── Stored rows

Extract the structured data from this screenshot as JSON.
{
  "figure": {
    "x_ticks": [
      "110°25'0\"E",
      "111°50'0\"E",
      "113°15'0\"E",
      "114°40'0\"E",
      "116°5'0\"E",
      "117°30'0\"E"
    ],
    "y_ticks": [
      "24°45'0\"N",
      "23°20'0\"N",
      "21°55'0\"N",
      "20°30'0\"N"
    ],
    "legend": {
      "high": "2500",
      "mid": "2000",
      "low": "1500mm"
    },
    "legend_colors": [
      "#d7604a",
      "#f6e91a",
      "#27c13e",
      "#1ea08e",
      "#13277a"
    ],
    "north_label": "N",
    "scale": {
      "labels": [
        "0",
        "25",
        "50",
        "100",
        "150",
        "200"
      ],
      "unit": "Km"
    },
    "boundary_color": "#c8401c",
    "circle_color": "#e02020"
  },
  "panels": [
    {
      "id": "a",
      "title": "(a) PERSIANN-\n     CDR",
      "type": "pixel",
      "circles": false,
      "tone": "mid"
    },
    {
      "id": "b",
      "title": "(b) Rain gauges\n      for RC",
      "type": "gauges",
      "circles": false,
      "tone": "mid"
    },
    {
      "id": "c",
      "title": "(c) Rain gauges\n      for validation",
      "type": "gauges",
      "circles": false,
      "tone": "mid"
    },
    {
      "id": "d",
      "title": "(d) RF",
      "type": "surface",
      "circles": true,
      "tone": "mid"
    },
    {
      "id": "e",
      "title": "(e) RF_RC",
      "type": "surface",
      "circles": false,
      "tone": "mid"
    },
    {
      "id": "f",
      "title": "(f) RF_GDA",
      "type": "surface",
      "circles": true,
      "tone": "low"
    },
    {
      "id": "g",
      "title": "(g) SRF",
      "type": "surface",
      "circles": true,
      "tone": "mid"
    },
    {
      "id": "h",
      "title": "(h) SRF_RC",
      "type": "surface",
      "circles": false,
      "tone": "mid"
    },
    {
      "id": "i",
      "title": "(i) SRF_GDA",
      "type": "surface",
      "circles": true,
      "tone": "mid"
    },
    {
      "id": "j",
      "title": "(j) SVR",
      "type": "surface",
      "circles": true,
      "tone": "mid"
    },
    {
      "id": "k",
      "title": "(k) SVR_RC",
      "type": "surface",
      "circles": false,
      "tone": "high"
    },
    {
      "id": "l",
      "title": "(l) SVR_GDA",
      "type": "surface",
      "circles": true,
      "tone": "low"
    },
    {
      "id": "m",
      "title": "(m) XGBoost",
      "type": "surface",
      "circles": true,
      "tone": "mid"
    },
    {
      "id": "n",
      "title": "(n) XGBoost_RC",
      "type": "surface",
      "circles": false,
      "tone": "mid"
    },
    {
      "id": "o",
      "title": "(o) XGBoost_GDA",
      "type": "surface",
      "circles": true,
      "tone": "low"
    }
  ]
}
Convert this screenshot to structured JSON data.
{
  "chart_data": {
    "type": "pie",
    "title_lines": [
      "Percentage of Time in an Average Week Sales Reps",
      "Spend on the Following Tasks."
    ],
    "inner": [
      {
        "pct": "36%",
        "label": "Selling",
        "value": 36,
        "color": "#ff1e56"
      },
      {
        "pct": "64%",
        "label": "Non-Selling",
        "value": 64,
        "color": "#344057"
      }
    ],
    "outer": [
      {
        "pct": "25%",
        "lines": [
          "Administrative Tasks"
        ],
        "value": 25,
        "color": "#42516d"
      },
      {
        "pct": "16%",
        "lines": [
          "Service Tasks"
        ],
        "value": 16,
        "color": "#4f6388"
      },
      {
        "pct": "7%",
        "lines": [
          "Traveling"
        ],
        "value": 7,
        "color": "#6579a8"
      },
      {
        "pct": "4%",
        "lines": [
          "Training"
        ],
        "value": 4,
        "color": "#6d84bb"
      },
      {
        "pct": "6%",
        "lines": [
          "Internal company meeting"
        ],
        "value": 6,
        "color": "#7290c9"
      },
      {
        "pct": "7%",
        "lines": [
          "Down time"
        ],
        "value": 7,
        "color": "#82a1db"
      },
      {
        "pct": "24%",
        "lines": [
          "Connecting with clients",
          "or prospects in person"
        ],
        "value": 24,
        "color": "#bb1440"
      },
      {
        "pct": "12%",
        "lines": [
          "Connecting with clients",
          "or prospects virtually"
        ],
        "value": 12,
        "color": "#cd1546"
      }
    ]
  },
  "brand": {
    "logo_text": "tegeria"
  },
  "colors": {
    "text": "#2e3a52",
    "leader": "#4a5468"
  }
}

────

● Goal
Set all of the records down again, exactly as they stand.

● Solution to this task
Extract the structured data from this screenshot as JSON.
{
  "figure": {
    "x_ticks": [
      "110°25'0\"E",
      "111°50'0\"E",
      "113°15'0\"E",
      "114°40'0\"E",
      "116°5'0\"E",
      "117°30'0\"E"
    ],
    "y_ticks": [
      "24°45'0\"N",
      "23°20'0\"N",
      "21°55'0\"N",
      "20°30'0\"N"
    ],
    "legend": {
      "high": "2500",
      "mid": "2000",
      "low": "1500mm"
    },
    "legend_colors": [
      "#d7604a",
      "#f6e91a",
      "#27c13e",
      "#1ea08e",
      "#13277a"
    ],
    "north_label": "N",
    "scale": {
      "labels": [
        "0",
        "25",
        "50",
        "100",
        "150",
        "200"
      ],
      "unit": "Km"
    },
    "boundary_color": "#c8401c",
    "circle_color": "#e02020"
  },
  "panels": [
    {
      "id": "a",
      "title": "(a) PERSIANN-\n     CDR",
      "type": "pixel",
      "circles": false,
      "tone": "mid"
    },
    {
      "id": "b",
      "title": "(b) Rain gauges\n      for RC",
      "type": "gauges",
      "circles": false,
      "tone": "mid"
    },
    {
      "id": "c",
      "title": "(c) Rain gauges\n      for validation",
      "type": "gauges",
      "circles": false,
      "tone": "mid"
    },
    {
      "id": "d",
      "title": "(d) RF",
      "type": "surface",
      "circles": true,
      "tone": "mid"
    },
    {
      "id": "e",
      "title": "(e) RF_RC",
      "type": "surface",
      "circles": false,
      "tone": "mid"
    },
    {
      "id": "f",
      "title": "(f) RF_GDA",
      "type": "surface",
      "circles": true,
      "tone": "low"
    },
    {
      "id": "g",
      "title": "(g) SRF",
      "type": "surface",
      "circles": true,
      "tone": "mid"
    },
    {
      "id": "h",
      "title": "(h) SRF_RC",
      "type": "surface",
      "circles": false,
      "tone": "mid"
    },
    {
      "id": "i",
      "title": "(i) SRF_GDA",
      "type": "surface",
      "circles": true,
      "tone": "mid"
    },
    {
      "id": "j",
      "title": "(j) SVR",
      "type": "surface",
      "circles": true,
      "tone": "mid"
    },
    {
      "id": "k",
      "title": "(k) SVR_RC",
      "type": "surface",
      "circles": false,
      "tone": "high"
    },
    {
      "id": "l",
      "title": "(l) SVR_GDA",
      "type": "surface",
      "circles": true,
      "tone": "low"
    },
    {
      "id": "m",
      "title": "(m) XGBoost",
      "type": "surface",
      "circles": true,
      "tone": "mid"
    },
    {
      "id": "n",
      "title": "(n) XGBoost_RC",
      "type": "surface",
      "circles": false,
      "tone": "mid"
    },
    {
      "id": "o",
      "title": "(o) XGBoost_GDA",
      "type": "surface",
      "circles": true,
      "tone": "low"
    }
  ]
}
Convert this screenshot to structured JSON data.
{
  "chart_data": {
    "type": "pie",
    "title_lines": [
      "Percentage of Time in an Average Week Sales Reps",
      "Spend on the Following Tasks."
    ],
    "inner": [
      {
        "pct": "36%",
        "label": "Selling",
        "value": 36,
        "color": "#ff1e56"
      },
      {
        "pct": "64%",
        "label": "Non-Selling",
        "value": 64,
        "color": "#344057"
      }
    ],
    "outer": [
      {
        "pct": "25%",
        "lines": [
          "Administrative Tasks"
        ],
        "value": 25,
        "color": "#42516d"
      },
      {
        "pct": "16%",
        "lines": [
          "Service Tasks"
        ],
        "value": 16,
        "color": "#4f6388"
      },
      {
        "pct": "7%",
        "lines": [
          "Traveling"
        ],
        "value": 7,
        "color": "#6579a8"
      },
      {
        "pct": "4%",
        "lines": [
          "Training"
        ],
        "value": 4,
        "color": "#6d84bb"
      },
      {
        "pct": "6%",
        "lines": [
          "Internal company meeting"
        ],
        "value": 6,
        "color": "#7290c9"
      },
      {
        "pct": "7%",
        "lines": [
          "Down time"
        ],
        "value": 7,
        "color": "#82a1db"
      },
      {
        "pct": "24%",
        "lines": [
          "Connecting with clients",
          "or prospects in person"
        ],
        "value": 24,
        "color": "#bb1440"
      },
      {
        "pct": "12%",
        "lines": [
          "Connecting with clients",
          "or prospects virtually"
        ],
        "value": 12,
        "color": "#cd1546"
      }
    ]
  },
  "brand": {
    "logo_text": "tegeria"
  },
  "colors": {
    "text": "#2e3a52",
    "leader": "#4a5468"
  }
}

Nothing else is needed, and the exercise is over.